**WHAT IS REQUIRED**
Copy out each line of the material below that holds the string "Halle".

─── RECORD EXCERPTS

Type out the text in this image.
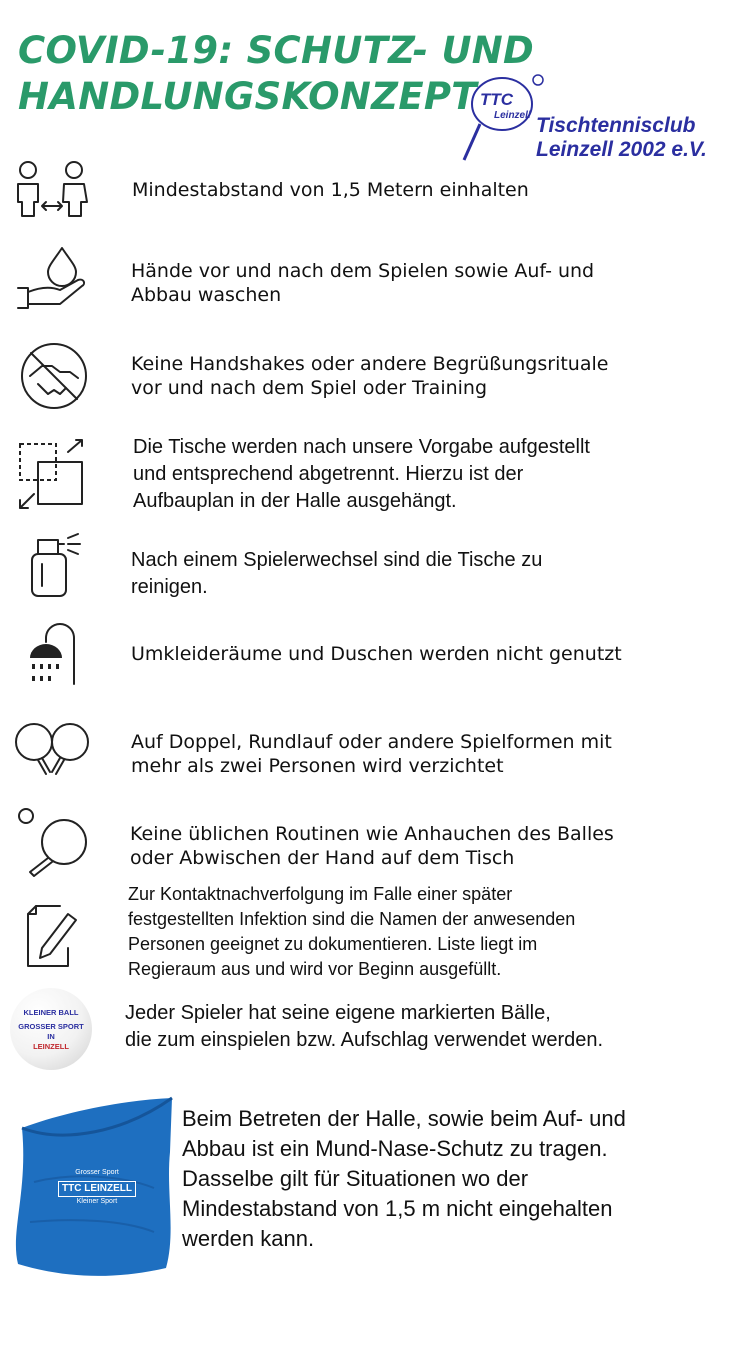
COVID-19: SCHUTZ- UND
HANDLUNGSKONZEPT TTC
Leinzell Tischtennisclub
Leinzell 2002 e.V.

Mindestabstand von 1,5 Metern einhalten

Hände vor und nach dem Spielen sowie Auf- und
Abbau waschen

Keine Handshakes oder andere Begrüßungsrituale
vor und nach dem Spiel oder Training

Die Tische werden nach unsere Vorgabe aufgestellt
und entsprechend abgetrennt. Hierzu ist der
Aufbauplan in der Halle ausgehängt.

Nach einem Spielerwechsel sind die Tische zu
reinigen.

Umkleideräume und Duschen werden nicht genutzt

Auf Doppel, Rundlauf oder andere Spielformen mit
mehr als zwei Personen wird verzichtet

Keine üblichen Routinen wie Anhauchen des Balles
oder Abwischen der Hand auf dem Tisch

Zur Kontaktnachverfolgung im Falle einer später
festgestellten Infektion sind die Namen der anwesenden
Personen geeignet zu dokumentieren. Liste liegt im
Regieraum aus und wird vor Beginn ausgefüllt.

KLEINER BALL
GROSSER SPORT
IN
LEINZELL

Jeder Spieler hat seine eigene markierten Bälle,
die zum einspielen bzw. Aufschlag verwendet werden.

Grosser Sport
TTC LEINZELL
Kleiner Sport

Beim Betreten der Halle, sowie beim Auf- und
Abbau ist ein Mund-Nase-Schutz zu tragen.
Dasselbe gilt für Situationen wo der
Mindestabstand von 1,5 m nicht eingehalten
werden kann.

──────

**RESULT OF THE TASK**
Aufbauplan in der Halle ausgehängt.
Beim Betreten der Halle, sowie beim Auf- und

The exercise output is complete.